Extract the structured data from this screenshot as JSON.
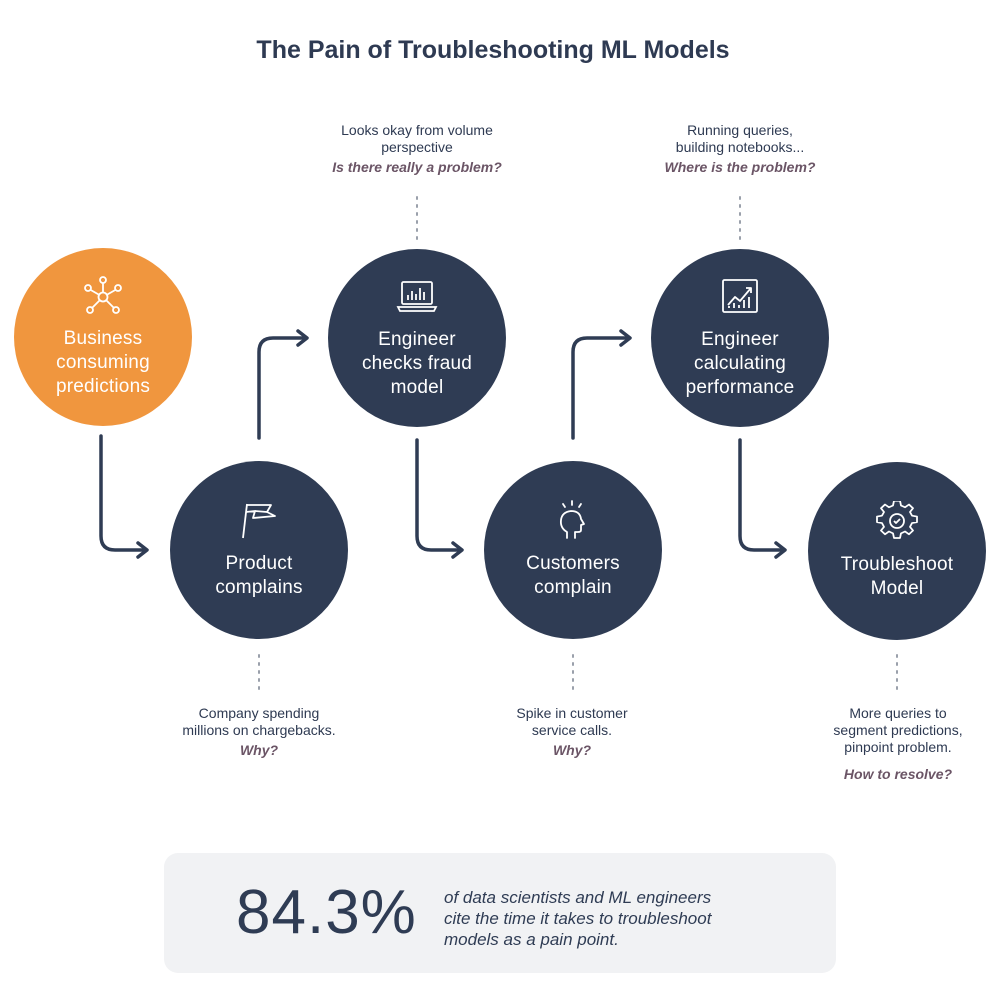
{
  "title": "The Pain of Troubleshooting ML Models",
  "colors": {
    "navy": "#2f3c54",
    "orange": "#f0963e",
    "question": "#6b5566",
    "panel": "#f1f2f4"
  },
  "nodes": [
    {
      "label": "Business\nconsuming\npredictions",
      "icon": "network-icon"
    },
    {
      "label": "Product\ncomplains",
      "icon": "flag-icon"
    },
    {
      "label": "Engineer\nchecks fraud\nmodel",
      "icon": "laptop-chart-icon"
    },
    {
      "label": "Customers\ncomplain",
      "icon": "head-alert-icon"
    },
    {
      "label": "Engineer\ncalculating\nperformance",
      "icon": "line-chart-icon"
    },
    {
      "label": "Troubleshoot\nModel",
      "icon": "gear-icon"
    }
  ],
  "notes": [
    {
      "text": "Looks okay from volume\nperspective",
      "question": "Is there really a problem?"
    },
    {
      "text": "Running queries,\nbuilding notebooks...",
      "question": "Where is the problem?"
    },
    {
      "text": "Company spending\nmillions on chargebacks.",
      "question": "Why?"
    },
    {
      "text": "Spike in customer\nservice calls.",
      "question": "Why?"
    },
    {
      "text": "More queries to\nsegment predictions,\npinpoint problem.",
      "question": "How to resolve?"
    }
  ],
  "stat": {
    "value": "84.3%",
    "description": "of data scientists and ML engineers\ncite the time it takes to troubleshoot\nmodels as a pain point."
  }
}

--------

> [PROBLEM DETAILS] Using the records above, output their complete text exactly, minus any images.

> [EXERCISE OUTPUT]
Extract the structured data from this screenshot as JSON.
{
  "title": "The Pain of Troubleshooting ML Models",
  "colors": {
    "navy": "#2f3c54",
    "orange": "#f0963e",
    "question": "#6b5566",
    "panel": "#f1f2f4"
  },
  "nodes": [
    {
      "label": "Business\nconsuming\npredictions",
      "icon": "network-icon"
    },
    {
      "label": "Product\ncomplains",
      "icon": "flag-icon"
    },
    {
      "label": "Engineer\nchecks fraud\nmodel",
      "icon": "laptop-chart-icon"
    },
    {
      "label": "Customers\ncomplain",
      "icon": "head-alert-icon"
    },
    {
      "label": "Engineer\ncalculating\nperformance",
      "icon": "line-chart-icon"
    },
    {
      "label": "Troubleshoot\nModel",
      "icon": "gear-icon"
    }
  ],
  "notes": [
    {
      "text": "Looks okay from volume\nperspective",
      "question": "Is there really a problem?"
    },
    {
      "text": "Running queries,\nbuilding notebooks...",
      "question": "Where is the problem?"
    },
    {
      "text": "Company spending\nmillions on chargebacks.",
      "question": "Why?"
    },
    {
      "text": "Spike in customer\nservice calls.",
      "question": "Why?"
    },
    {
      "text": "More queries to\nsegment predictions,\npinpoint problem.",
      "question": "How to resolve?"
    }
  ],
  "stat": {
    "value": "84.3%",
    "description": "of data scientists and ML engineers\ncite the time it takes to troubleshoot\nmodels as a pain point."
  }
}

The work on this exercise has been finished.